╭──
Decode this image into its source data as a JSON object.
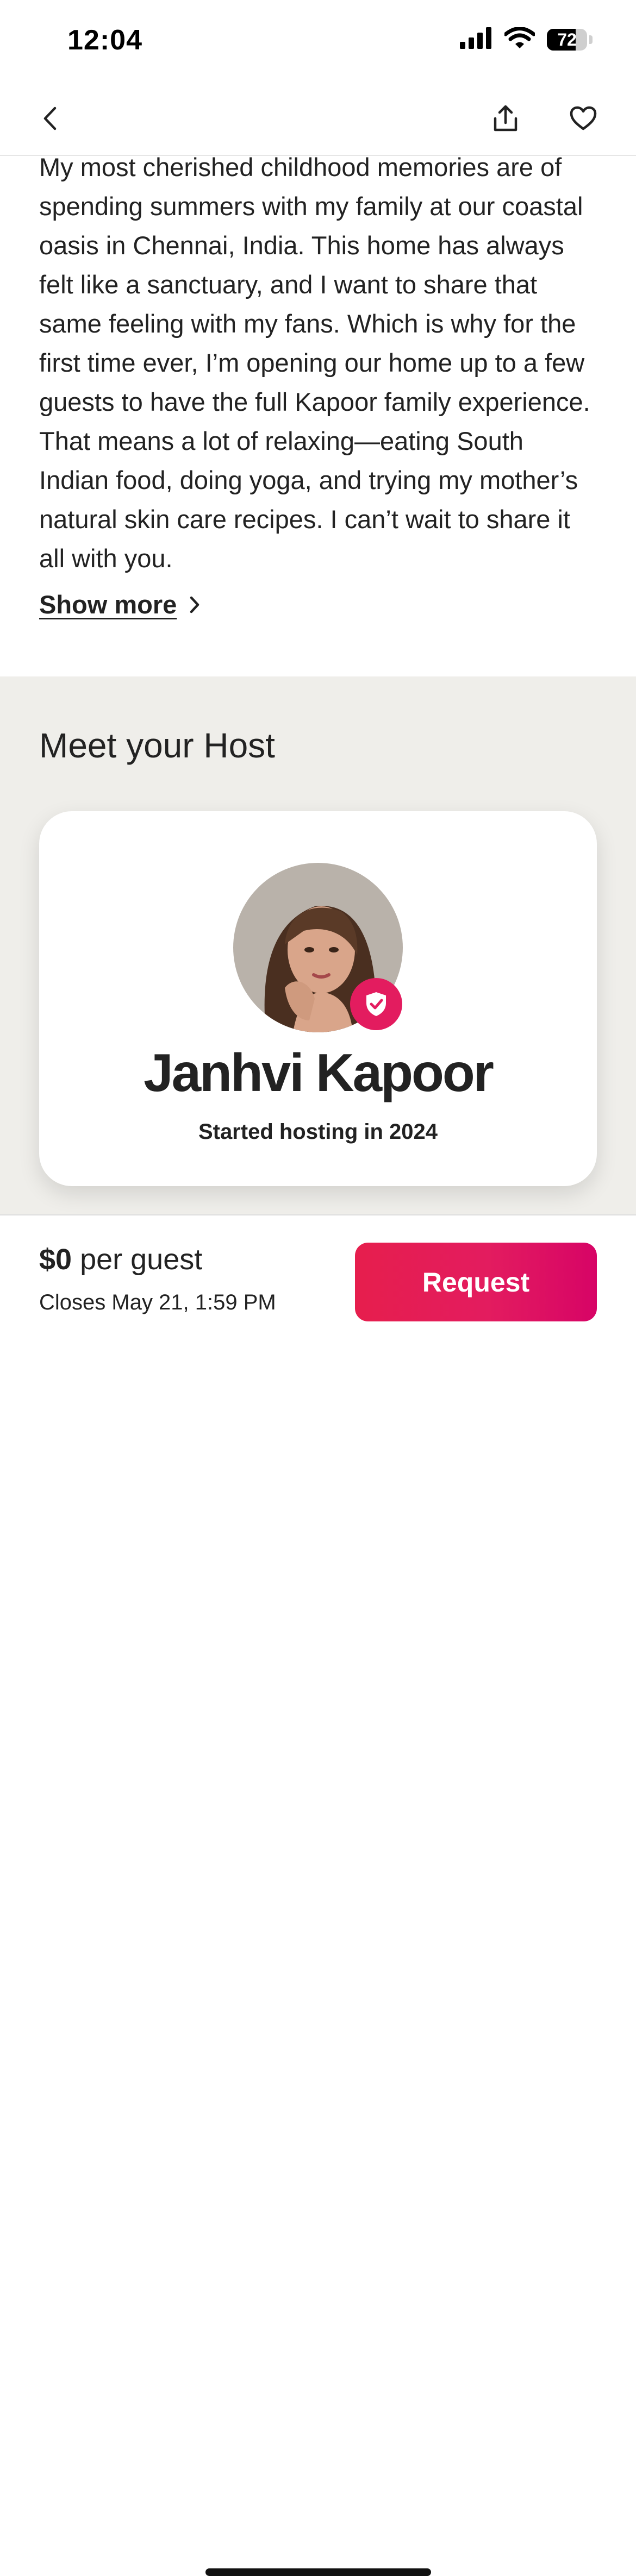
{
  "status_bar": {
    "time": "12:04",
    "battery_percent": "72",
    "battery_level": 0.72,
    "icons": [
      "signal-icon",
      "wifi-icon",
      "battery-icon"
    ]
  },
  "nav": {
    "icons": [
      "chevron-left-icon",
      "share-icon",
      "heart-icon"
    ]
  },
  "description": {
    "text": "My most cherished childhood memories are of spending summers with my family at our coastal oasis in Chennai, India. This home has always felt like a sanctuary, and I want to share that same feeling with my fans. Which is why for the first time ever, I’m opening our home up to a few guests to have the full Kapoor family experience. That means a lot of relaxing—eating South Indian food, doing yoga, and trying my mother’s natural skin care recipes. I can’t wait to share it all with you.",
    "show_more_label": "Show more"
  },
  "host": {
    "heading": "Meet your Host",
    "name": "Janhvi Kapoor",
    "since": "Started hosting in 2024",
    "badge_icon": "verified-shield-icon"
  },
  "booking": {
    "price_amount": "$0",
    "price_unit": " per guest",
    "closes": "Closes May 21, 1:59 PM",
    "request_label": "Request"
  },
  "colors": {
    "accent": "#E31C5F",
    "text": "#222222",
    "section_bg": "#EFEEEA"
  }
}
╰──
▶ Task brief:
Transcribe all the data word for word; the images stay out.

▶ Solution for this exercise:
Decode this image into its source data as a JSON object.
{
  "status_bar": {
    "time": "12:04",
    "battery_percent": "72",
    "battery_level": 0.72,
    "icons": [
      "signal-icon",
      "wifi-icon",
      "battery-icon"
    ]
  },
  "nav": {
    "icons": [
      "chevron-left-icon",
      "share-icon",
      "heart-icon"
    ]
  },
  "description": {
    "text": "My most cherished childhood memories are of spending summers with my family at our coastal oasis in Chennai, India. This home has always felt like a sanctuary, and I want to share that same feeling with my fans. Which is why for the first time ever, I’m opening our home up to a few guests to have the full Kapoor family experience. That means a lot of relaxing—eating South Indian food, doing yoga, and trying my mother’s natural skin care recipes. I can’t wait to share it all with you.",
    "show_more_label": "Show more"
  },
  "host": {
    "heading": "Meet your Host",
    "name": "Janhvi Kapoor",
    "since": "Started hosting in 2024",
    "badge_icon": "verified-shield-icon"
  },
  "booking": {
    "price_amount": "$0",
    "price_unit": " per guest",
    "closes": "Closes May 21, 1:59 PM",
    "request_label": "Request"
  },
  "colors": {
    "accent": "#E31C5F",
    "text": "#222222",
    "section_bg": "#EFEEEA"
  }
}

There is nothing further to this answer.